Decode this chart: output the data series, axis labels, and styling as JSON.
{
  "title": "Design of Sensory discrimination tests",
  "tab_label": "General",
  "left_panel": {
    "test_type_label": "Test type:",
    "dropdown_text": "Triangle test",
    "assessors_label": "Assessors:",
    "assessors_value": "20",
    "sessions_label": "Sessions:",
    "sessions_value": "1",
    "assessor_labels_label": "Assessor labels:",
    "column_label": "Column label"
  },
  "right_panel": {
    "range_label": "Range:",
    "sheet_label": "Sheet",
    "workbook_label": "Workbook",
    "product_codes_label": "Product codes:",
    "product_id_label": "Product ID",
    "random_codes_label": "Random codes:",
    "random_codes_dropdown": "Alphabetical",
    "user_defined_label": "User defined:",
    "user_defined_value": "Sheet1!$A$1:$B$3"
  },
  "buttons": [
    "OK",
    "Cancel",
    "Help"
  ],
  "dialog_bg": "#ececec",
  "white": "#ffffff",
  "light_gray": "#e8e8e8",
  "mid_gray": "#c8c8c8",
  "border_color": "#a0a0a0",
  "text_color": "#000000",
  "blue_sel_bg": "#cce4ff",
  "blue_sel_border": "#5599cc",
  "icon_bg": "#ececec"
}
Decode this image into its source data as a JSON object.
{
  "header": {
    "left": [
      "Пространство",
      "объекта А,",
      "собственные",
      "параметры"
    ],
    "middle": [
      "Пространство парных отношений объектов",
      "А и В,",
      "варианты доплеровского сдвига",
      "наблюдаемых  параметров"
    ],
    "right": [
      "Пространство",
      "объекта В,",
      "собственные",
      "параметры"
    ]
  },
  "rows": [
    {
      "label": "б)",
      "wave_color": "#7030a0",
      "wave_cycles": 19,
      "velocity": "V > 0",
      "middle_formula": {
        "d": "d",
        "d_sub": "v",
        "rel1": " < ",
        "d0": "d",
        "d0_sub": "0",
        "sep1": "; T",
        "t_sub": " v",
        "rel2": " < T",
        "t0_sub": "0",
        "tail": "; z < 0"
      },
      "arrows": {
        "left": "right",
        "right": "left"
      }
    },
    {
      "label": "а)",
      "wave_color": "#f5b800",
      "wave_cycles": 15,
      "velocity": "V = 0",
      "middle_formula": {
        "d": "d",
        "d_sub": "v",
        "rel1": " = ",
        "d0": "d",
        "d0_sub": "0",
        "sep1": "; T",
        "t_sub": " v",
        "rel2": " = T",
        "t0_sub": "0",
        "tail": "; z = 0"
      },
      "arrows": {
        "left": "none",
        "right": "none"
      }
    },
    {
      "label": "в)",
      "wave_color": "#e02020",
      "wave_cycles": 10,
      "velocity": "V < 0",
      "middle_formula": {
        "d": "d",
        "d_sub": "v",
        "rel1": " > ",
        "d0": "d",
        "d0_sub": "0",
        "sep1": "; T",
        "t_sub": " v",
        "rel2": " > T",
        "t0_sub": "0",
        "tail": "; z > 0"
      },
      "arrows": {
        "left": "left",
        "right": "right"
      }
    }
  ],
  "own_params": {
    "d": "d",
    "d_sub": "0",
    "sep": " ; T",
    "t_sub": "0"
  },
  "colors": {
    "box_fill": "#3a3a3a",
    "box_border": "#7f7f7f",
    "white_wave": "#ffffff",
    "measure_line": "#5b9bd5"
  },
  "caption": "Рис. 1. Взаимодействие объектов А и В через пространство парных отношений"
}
^^^^
| REQUEST |
Repeat the lines above exactly.

| ANSWER TO THE PROBLEM |
Decode this chart: output the data series, axis labels, and styling as JSON.
{
  "title": "Design of Sensory discrimination tests",
  "tab_label": "General",
  "left_panel": {
    "test_type_label": "Test type:",
    "dropdown_text": "Triangle test",
    "assessors_label": "Assessors:",
    "assessors_value": "20",
    "sessions_label": "Sessions:",
    "sessions_value": "1",
    "assessor_labels_label": "Assessor labels:",
    "column_label": "Column label"
  },
  "right_panel": {
    "range_label": "Range:",
    "sheet_label": "Sheet",
    "workbook_label": "Workbook",
    "product_codes_label": "Product codes:",
    "product_id_label": "Product ID",
    "random_codes_label": "Random codes:",
    "random_codes_dropdown": "Alphabetical",
    "user_defined_label": "User defined:",
    "user_defined_value": "Sheet1!$A$1:$B$3"
  },
  "buttons": [
    "OK",
    "Cancel",
    "Help"
  ],
  "dialog_bg": "#ececec",
  "white": "#ffffff",
  "light_gray": "#e8e8e8",
  "mid_gray": "#c8c8c8",
  "border_color": "#a0a0a0",
  "text_color": "#000000",
  "blue_sel_bg": "#cce4ff",
  "blue_sel_border": "#5599cc",
  "icon_bg": "#ececec"
}
Decode this image into its source data as a JSON object.
{
  "header": {
    "left": [
      "Пространство",
      "объекта А,",
      "собственные",
      "параметры"
    ],
    "middle": [
      "Пространство парных отношений объектов",
      "А и В,",
      "варианты доплеровского сдвига",
      "наблюдаемых  параметров"
    ],
    "right": [
      "Пространство",
      "объекта В,",
      "собственные",
      "параметры"
    ]
  },
  "rows": [
    {
      "label": "б)",
      "wave_color": "#7030a0",
      "wave_cycles": 19,
      "velocity": "V > 0",
      "middle_formula": {
        "d": "d",
        "d_sub": "v",
        "rel1": " < ",
        "d0": "d",
        "d0_sub": "0",
        "sep1": "; T",
        "t_sub": " v",
        "rel2": " < T",
        "t0_sub": "0",
        "tail": "; z < 0"
      },
      "arrows": {
        "left": "right",
        "right": "left"
      }
    },
    {
      "label": "а)",
      "wave_color": "#f5b800",
      "wave_cycles": 15,
      "velocity": "V = 0",
      "middle_formula": {
        "d": "d",
        "d_sub": "v",
        "rel1": " = ",
        "d0": "d",
        "d0_sub": "0",
        "sep1": "; T",
        "t_sub": " v",
        "rel2": " = T",
        "t0_sub": "0",
        "tail": "; z = 0"
      },
      "arrows": {
        "left": "none",
        "right": "none"
      }
    },
    {
      "label": "в)",
      "wave_color": "#e02020",
      "wave_cycles": 10,
      "velocity": "V < 0",
      "middle_formula": {
        "d": "d",
        "d_sub": "v",
        "rel1": " > ",
        "d0": "d",
        "d0_sub": "0",
        "sep1": "; T",
        "t_sub": " v",
        "rel2": " > T",
        "t0_sub": "0",
        "tail": "; z > 0"
      },
      "arrows": {
        "left": "left",
        "right": "right"
      }
    }
  ],
  "own_params": {
    "d": "d",
    "d_sub": "0",
    "sep": " ; T",
    "t_sub": "0"
  },
  "colors": {
    "box_fill": "#3a3a3a",
    "box_border": "#7f7f7f",
    "white_wave": "#ffffff",
    "measure_line": "#5b9bd5"
  },
  "caption": "Рис. 1. Взаимодействие объектов А и В через пространство парных отношений"
}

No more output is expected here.